[Record extracts]
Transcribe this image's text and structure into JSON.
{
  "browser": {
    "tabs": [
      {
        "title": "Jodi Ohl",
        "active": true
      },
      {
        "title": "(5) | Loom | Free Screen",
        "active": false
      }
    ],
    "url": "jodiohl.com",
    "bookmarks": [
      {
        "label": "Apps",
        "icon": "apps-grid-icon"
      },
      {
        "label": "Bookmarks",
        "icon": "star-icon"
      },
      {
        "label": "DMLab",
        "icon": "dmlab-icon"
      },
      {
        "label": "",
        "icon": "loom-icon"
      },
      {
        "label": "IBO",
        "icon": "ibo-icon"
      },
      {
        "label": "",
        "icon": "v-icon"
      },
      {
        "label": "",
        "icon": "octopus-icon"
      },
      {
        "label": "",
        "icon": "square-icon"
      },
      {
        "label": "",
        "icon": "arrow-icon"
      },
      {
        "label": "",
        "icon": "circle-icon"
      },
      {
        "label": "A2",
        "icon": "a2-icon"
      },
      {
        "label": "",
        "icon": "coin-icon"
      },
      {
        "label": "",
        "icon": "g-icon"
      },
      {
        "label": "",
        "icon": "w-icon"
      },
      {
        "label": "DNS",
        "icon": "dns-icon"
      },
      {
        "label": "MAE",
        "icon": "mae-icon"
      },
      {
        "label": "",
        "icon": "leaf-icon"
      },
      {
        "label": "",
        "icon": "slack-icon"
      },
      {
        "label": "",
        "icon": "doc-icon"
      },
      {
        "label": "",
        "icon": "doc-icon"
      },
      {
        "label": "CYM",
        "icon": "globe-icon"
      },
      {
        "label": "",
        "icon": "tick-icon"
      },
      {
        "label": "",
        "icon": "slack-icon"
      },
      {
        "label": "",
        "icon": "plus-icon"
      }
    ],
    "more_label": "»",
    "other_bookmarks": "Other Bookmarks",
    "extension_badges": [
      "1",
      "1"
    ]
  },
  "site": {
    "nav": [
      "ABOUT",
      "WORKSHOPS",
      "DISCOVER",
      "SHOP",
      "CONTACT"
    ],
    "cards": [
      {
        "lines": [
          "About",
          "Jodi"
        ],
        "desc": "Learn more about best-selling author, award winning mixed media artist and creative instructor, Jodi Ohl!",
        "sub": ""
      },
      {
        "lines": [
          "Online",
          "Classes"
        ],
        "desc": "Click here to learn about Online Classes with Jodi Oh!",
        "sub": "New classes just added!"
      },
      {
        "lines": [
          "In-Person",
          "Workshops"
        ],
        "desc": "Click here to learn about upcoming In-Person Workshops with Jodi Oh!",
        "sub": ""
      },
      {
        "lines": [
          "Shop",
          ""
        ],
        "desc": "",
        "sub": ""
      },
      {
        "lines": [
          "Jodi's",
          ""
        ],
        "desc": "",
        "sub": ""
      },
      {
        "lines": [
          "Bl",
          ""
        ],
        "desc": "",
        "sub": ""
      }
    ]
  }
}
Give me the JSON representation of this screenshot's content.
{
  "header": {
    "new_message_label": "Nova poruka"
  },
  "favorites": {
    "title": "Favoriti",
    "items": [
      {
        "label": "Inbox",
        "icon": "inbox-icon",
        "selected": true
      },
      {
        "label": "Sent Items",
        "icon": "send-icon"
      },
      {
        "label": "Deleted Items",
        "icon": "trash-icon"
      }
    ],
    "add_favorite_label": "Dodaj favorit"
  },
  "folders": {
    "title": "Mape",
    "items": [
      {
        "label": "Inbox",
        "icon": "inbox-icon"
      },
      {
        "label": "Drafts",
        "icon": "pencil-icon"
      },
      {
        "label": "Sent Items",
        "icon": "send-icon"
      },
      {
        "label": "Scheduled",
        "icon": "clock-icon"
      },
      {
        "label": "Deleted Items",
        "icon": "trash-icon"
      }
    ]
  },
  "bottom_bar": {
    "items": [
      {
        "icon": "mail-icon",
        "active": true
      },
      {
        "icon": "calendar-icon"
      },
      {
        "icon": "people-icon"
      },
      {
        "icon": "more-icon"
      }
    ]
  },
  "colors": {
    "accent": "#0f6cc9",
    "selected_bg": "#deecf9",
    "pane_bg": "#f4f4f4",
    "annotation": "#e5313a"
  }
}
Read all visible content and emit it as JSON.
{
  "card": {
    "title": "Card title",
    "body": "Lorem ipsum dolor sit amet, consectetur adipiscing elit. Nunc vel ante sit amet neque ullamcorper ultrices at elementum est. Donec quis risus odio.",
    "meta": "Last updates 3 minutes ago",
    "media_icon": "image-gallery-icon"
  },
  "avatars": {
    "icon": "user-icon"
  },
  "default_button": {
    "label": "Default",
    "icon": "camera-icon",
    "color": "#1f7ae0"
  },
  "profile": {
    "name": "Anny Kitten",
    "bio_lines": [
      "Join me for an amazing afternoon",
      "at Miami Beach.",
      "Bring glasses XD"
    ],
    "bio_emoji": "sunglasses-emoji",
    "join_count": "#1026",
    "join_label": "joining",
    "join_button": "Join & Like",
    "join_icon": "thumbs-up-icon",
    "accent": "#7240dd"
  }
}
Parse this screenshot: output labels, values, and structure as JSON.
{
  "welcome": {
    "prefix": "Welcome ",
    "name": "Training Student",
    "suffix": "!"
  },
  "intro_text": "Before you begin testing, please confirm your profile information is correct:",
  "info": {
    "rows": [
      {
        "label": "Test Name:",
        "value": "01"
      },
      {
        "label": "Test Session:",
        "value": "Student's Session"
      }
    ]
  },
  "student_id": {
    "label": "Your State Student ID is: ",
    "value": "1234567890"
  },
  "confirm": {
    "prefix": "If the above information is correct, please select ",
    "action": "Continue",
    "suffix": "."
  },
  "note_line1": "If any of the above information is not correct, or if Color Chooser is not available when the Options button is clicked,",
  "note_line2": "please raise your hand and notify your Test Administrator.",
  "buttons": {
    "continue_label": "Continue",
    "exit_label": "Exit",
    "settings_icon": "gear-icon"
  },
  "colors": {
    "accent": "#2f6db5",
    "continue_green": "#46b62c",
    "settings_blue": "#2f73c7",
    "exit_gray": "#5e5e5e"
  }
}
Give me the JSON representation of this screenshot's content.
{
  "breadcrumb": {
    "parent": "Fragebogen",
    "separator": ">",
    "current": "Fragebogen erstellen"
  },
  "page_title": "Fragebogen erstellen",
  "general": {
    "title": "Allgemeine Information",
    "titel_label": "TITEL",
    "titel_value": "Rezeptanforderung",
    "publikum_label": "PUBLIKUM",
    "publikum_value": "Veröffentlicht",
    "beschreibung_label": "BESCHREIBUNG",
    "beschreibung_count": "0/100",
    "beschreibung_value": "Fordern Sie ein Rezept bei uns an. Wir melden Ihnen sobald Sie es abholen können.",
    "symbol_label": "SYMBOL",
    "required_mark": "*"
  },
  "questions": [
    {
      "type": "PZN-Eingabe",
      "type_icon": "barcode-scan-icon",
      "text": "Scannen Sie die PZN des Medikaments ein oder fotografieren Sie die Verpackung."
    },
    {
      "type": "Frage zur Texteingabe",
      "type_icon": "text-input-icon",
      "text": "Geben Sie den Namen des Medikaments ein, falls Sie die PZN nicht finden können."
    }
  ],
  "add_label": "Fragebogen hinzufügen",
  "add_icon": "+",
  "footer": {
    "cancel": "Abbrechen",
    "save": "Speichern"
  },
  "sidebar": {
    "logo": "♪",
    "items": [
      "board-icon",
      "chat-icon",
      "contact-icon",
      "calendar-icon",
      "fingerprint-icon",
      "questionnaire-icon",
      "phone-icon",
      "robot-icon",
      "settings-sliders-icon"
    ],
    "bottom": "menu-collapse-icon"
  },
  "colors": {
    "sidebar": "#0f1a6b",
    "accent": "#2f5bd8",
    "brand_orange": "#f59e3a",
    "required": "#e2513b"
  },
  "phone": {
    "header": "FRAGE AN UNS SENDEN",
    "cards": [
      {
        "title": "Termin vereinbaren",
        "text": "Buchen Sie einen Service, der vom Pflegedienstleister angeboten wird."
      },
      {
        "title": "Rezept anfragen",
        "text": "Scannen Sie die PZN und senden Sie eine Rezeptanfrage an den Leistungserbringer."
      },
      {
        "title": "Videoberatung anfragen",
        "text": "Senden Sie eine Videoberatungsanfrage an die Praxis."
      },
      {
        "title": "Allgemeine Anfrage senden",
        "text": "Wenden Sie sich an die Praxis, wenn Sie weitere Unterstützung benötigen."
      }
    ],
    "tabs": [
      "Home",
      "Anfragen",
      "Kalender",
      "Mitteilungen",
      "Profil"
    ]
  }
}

[Exercise requirements]
Among the lines of the material, find those that hold the word "structure" and copy them.

[The result]
Transcribe this image's text and structure into JSON.
Parse this screenshot: output labels, values, and structure as JSON.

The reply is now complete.